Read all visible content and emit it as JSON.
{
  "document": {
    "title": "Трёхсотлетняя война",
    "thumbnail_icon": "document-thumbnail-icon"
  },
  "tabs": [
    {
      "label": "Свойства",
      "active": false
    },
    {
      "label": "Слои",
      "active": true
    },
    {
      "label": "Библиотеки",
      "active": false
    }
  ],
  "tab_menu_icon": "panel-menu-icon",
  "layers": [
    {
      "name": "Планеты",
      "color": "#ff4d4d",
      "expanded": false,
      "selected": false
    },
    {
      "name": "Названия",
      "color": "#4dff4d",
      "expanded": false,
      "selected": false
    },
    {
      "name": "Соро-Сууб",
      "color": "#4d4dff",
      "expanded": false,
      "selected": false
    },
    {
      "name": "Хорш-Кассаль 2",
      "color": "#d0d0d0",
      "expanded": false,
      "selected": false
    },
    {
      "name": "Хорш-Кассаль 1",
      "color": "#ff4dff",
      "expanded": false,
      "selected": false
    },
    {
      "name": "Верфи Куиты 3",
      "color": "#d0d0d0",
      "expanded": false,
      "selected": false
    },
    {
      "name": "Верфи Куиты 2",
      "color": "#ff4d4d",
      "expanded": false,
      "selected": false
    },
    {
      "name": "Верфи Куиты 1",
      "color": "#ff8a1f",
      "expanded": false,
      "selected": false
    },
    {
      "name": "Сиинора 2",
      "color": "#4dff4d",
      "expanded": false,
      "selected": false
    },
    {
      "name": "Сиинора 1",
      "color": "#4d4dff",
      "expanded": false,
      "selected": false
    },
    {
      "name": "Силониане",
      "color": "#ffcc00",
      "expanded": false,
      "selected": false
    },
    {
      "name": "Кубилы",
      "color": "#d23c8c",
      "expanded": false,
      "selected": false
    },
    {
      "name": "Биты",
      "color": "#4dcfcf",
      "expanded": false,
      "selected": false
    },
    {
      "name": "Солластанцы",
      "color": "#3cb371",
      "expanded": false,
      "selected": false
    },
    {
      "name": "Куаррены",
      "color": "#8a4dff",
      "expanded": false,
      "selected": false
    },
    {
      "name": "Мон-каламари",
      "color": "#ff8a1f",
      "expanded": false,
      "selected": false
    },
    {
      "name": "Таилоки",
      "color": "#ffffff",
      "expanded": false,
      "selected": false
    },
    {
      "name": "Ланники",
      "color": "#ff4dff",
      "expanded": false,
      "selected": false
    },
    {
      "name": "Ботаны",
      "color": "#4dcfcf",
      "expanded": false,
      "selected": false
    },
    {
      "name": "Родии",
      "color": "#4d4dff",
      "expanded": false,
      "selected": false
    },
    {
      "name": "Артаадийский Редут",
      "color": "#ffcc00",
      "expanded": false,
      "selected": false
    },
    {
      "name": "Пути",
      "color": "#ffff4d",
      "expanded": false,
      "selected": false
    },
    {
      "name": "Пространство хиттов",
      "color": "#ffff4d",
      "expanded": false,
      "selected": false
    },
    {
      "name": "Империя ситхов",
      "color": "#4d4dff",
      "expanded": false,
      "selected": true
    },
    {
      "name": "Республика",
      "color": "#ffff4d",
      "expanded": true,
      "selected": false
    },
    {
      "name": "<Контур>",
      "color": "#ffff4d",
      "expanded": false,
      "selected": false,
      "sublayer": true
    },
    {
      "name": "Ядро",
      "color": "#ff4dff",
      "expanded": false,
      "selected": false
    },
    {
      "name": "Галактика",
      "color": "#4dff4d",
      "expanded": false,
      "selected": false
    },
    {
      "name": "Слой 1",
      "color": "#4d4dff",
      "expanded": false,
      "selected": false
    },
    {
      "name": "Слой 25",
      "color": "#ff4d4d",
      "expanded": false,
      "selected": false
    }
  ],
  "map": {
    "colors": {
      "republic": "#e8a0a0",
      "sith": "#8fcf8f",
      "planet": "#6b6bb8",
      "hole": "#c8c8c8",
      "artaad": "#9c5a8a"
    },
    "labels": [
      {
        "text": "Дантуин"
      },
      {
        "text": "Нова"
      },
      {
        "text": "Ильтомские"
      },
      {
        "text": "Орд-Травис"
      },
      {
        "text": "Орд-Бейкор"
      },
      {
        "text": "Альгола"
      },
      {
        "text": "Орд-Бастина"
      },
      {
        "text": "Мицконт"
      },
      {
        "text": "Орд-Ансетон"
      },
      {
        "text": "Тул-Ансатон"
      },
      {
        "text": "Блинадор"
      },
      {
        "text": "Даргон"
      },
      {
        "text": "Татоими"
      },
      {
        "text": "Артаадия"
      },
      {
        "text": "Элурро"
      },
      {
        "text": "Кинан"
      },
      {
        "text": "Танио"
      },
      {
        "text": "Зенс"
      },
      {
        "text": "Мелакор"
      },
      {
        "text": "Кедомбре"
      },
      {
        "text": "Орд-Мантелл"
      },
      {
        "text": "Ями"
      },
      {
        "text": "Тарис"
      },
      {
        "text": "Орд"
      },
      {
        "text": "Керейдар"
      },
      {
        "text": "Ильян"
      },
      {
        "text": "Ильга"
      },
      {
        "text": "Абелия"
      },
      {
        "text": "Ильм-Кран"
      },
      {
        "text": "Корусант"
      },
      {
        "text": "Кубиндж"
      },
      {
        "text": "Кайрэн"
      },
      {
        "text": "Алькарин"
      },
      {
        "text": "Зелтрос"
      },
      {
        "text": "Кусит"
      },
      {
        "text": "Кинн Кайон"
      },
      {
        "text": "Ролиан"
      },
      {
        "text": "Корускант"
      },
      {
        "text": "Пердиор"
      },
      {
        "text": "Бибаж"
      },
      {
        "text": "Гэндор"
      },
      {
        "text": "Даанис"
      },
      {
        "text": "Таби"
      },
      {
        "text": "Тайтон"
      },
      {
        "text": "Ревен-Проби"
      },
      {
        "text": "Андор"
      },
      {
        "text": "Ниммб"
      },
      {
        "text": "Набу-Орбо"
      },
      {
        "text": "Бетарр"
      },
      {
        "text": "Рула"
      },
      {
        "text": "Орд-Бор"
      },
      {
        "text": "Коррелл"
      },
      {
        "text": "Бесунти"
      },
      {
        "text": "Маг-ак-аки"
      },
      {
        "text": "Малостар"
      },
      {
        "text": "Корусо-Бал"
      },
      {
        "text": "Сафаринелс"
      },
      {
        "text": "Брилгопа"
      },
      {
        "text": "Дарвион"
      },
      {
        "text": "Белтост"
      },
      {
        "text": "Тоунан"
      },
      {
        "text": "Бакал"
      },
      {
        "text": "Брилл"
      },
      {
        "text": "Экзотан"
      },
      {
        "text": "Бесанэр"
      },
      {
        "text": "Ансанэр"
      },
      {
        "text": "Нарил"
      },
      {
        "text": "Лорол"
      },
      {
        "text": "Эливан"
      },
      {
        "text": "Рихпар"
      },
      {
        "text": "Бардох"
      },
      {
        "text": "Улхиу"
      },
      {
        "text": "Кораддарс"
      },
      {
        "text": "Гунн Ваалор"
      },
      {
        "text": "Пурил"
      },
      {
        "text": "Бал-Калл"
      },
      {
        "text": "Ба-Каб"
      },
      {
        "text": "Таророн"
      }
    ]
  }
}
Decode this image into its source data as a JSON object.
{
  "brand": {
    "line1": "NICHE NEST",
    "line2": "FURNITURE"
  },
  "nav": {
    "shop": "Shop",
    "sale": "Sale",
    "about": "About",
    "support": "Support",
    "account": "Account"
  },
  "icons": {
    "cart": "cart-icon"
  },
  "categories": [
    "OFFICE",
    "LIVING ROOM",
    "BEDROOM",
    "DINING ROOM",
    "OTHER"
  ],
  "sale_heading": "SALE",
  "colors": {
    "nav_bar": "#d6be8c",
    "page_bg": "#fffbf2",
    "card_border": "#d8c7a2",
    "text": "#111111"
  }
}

> [Exercise instructions]: Faithfully transcribe the whole of the data.

> [Task result]:
Read all visible content and emit it as JSON.
{
  "document": {
    "title": "Трёхсотлетняя война",
    "thumbnail_icon": "document-thumbnail-icon"
  },
  "tabs": [
    {
      "label": "Свойства",
      "active": false
    },
    {
      "label": "Слои",
      "active": true
    },
    {
      "label": "Библиотеки",
      "active": false
    }
  ],
  "tab_menu_icon": "panel-menu-icon",
  "layers": [
    {
      "name": "Планеты",
      "color": "#ff4d4d",
      "expanded": false,
      "selected": false
    },
    {
      "name": "Названия",
      "color": "#4dff4d",
      "expanded": false,
      "selected": false
    },
    {
      "name": "Соро-Сууб",
      "color": "#4d4dff",
      "expanded": false,
      "selected": false
    },
    {
      "name": "Хорш-Кассаль 2",
      "color": "#d0d0d0",
      "expanded": false,
      "selected": false
    },
    {
      "name": "Хорш-Кассаль 1",
      "color": "#ff4dff",
      "expanded": false,
      "selected": false
    },
    {
      "name": "Верфи Куиты 3",
      "color": "#d0d0d0",
      "expanded": false,
      "selected": false
    },
    {
      "name": "Верфи Куиты 2",
      "color": "#ff4d4d",
      "expanded": false,
      "selected": false
    },
    {
      "name": "Верфи Куиты 1",
      "color": "#ff8a1f",
      "expanded": false,
      "selected": false
    },
    {
      "name": "Сиинора 2",
      "color": "#4dff4d",
      "expanded": false,
      "selected": false
    },
    {
      "name": "Сиинора 1",
      "color": "#4d4dff",
      "expanded": false,
      "selected": false
    },
    {
      "name": "Силониане",
      "color": "#ffcc00",
      "expanded": false,
      "selected": false
    },
    {
      "name": "Кубилы",
      "color": "#d23c8c",
      "expanded": false,
      "selected": false
    },
    {
      "name": "Биты",
      "color": "#4dcfcf",
      "expanded": false,
      "selected": false
    },
    {
      "name": "Солластанцы",
      "color": "#3cb371",
      "expanded": false,
      "selected": false
    },
    {
      "name": "Куаррены",
      "color": "#8a4dff",
      "expanded": false,
      "selected": false
    },
    {
      "name": "Мон-каламари",
      "color": "#ff8a1f",
      "expanded": false,
      "selected": false
    },
    {
      "name": "Таилоки",
      "color": "#ffffff",
      "expanded": false,
      "selected": false
    },
    {
      "name": "Ланники",
      "color": "#ff4dff",
      "expanded": false,
      "selected": false
    },
    {
      "name": "Ботаны",
      "color": "#4dcfcf",
      "expanded": false,
      "selected": false
    },
    {
      "name": "Родии",
      "color": "#4d4dff",
      "expanded": false,
      "selected": false
    },
    {
      "name": "Артаадийский Редут",
      "color": "#ffcc00",
      "expanded": false,
      "selected": false
    },
    {
      "name": "Пути",
      "color": "#ffff4d",
      "expanded": false,
      "selected": false
    },
    {
      "name": "Пространство хиттов",
      "color": "#ffff4d",
      "expanded": false,
      "selected": false
    },
    {
      "name": "Империя ситхов",
      "color": "#4d4dff",
      "expanded": false,
      "selected": true
    },
    {
      "name": "Республика",
      "color": "#ffff4d",
      "expanded": true,
      "selected": false
    },
    {
      "name": "<Контур>",
      "color": "#ffff4d",
      "expanded": false,
      "selected": false,
      "sublayer": true
    },
    {
      "name": "Ядро",
      "color": "#ff4dff",
      "expanded": false,
      "selected": false
    },
    {
      "name": "Галактика",
      "color": "#4dff4d",
      "expanded": false,
      "selected": false
    },
    {
      "name": "Слой 1",
      "color": "#4d4dff",
      "expanded": false,
      "selected": false
    },
    {
      "name": "Слой 25",
      "color": "#ff4d4d",
      "expanded": false,
      "selected": false
    }
  ],
  "map": {
    "colors": {
      "republic": "#e8a0a0",
      "sith": "#8fcf8f",
      "planet": "#6b6bb8",
      "hole": "#c8c8c8",
      "artaad": "#9c5a8a"
    },
    "labels": [
      {
        "text": "Дантуин"
      },
      {
        "text": "Нова"
      },
      {
        "text": "Ильтомские"
      },
      {
        "text": "Орд-Травис"
      },
      {
        "text": "Орд-Бейкор"
      },
      {
        "text": "Альгола"
      },
      {
        "text": "Орд-Бастина"
      },
      {
        "text": "Мицконт"
      },
      {
        "text": "Орд-Ансетон"
      },
      {
        "text": "Тул-Ансатон"
      },
      {
        "text": "Блинадор"
      },
      {
        "text": "Даргон"
      },
      {
        "text": "Татоими"
      },
      {
        "text": "Артаадия"
      },
      {
        "text": "Элурро"
      },
      {
        "text": "Кинан"
      },
      {
        "text": "Танио"
      },
      {
        "text": "Зенс"
      },
      {
        "text": "Мелакор"
      },
      {
        "text": "Кедомбре"
      },
      {
        "text": "Орд-Мантелл"
      },
      {
        "text": "Ями"
      },
      {
        "text": "Тарис"
      },
      {
        "text": "Орд"
      },
      {
        "text": "Керейдар"
      },
      {
        "text": "Ильян"
      },
      {
        "text": "Ильга"
      },
      {
        "text": "Абелия"
      },
      {
        "text": "Ильм-Кран"
      },
      {
        "text": "Корусант"
      },
      {
        "text": "Кубиндж"
      },
      {
        "text": "Кайрэн"
      },
      {
        "text": "Алькарин"
      },
      {
        "text": "Зелтрос"
      },
      {
        "text": "Кусит"
      },
      {
        "text": "Кинн Кайон"
      },
      {
        "text": "Ролиан"
      },
      {
        "text": "Корускант"
      },
      {
        "text": "Пердиор"
      },
      {
        "text": "Бибаж"
      },
      {
        "text": "Гэндор"
      },
      {
        "text": "Даанис"
      },
      {
        "text": "Таби"
      },
      {
        "text": "Тайтон"
      },
      {
        "text": "Ревен-Проби"
      },
      {
        "text": "Андор"
      },
      {
        "text": "Ниммб"
      },
      {
        "text": "Набу-Орбо"
      },
      {
        "text": "Бетарр"
      },
      {
        "text": "Рула"
      },
      {
        "text": "Орд-Бор"
      },
      {
        "text": "Коррелл"
      },
      {
        "text": "Бесунти"
      },
      {
        "text": "Маг-ак-аки"
      },
      {
        "text": "Малостар"
      },
      {
        "text": "Корусо-Бал"
      },
      {
        "text": "Сафаринелс"
      },
      {
        "text": "Брилгопа"
      },
      {
        "text": "Дарвион"
      },
      {
        "text": "Белтост"
      },
      {
        "text": "Тоунан"
      },
      {
        "text": "Бакал"
      },
      {
        "text": "Брилл"
      },
      {
        "text": "Экзотан"
      },
      {
        "text": "Бесанэр"
      },
      {
        "text": "Ансанэр"
      },
      {
        "text": "Нарил"
      },
      {
        "text": "Лорол"
      },
      {
        "text": "Эливан"
      },
      {
        "text": "Рихпар"
      },
      {
        "text": "Бардох"
      },
      {
        "text": "Улхиу"
      },
      {
        "text": "Кораддарс"
      },
      {
        "text": "Гунн Ваалор"
      },
      {
        "text": "Пурил"
      },
      {
        "text": "Бал-Калл"
      },
      {
        "text": "Ба-Каб"
      },
      {
        "text": "Таророн"
      }
    ]
  }
}
Decode this image into its source data as a JSON object.
{
  "brand": {
    "line1": "NICHE NEST",
    "line2": "FURNITURE"
  },
  "nav": {
    "shop": "Shop",
    "sale": "Sale",
    "about": "About",
    "support": "Support",
    "account": "Account"
  },
  "icons": {
    "cart": "cart-icon"
  },
  "categories": [
    "OFFICE",
    "LIVING ROOM",
    "BEDROOM",
    "DINING ROOM",
    "OTHER"
  ],
  "sale_heading": "SALE",
  "colors": {
    "nav_bar": "#d6be8c",
    "page_bg": "#fffbf2",
    "card_border": "#d8c7a2",
    "text": "#111111"
  }
}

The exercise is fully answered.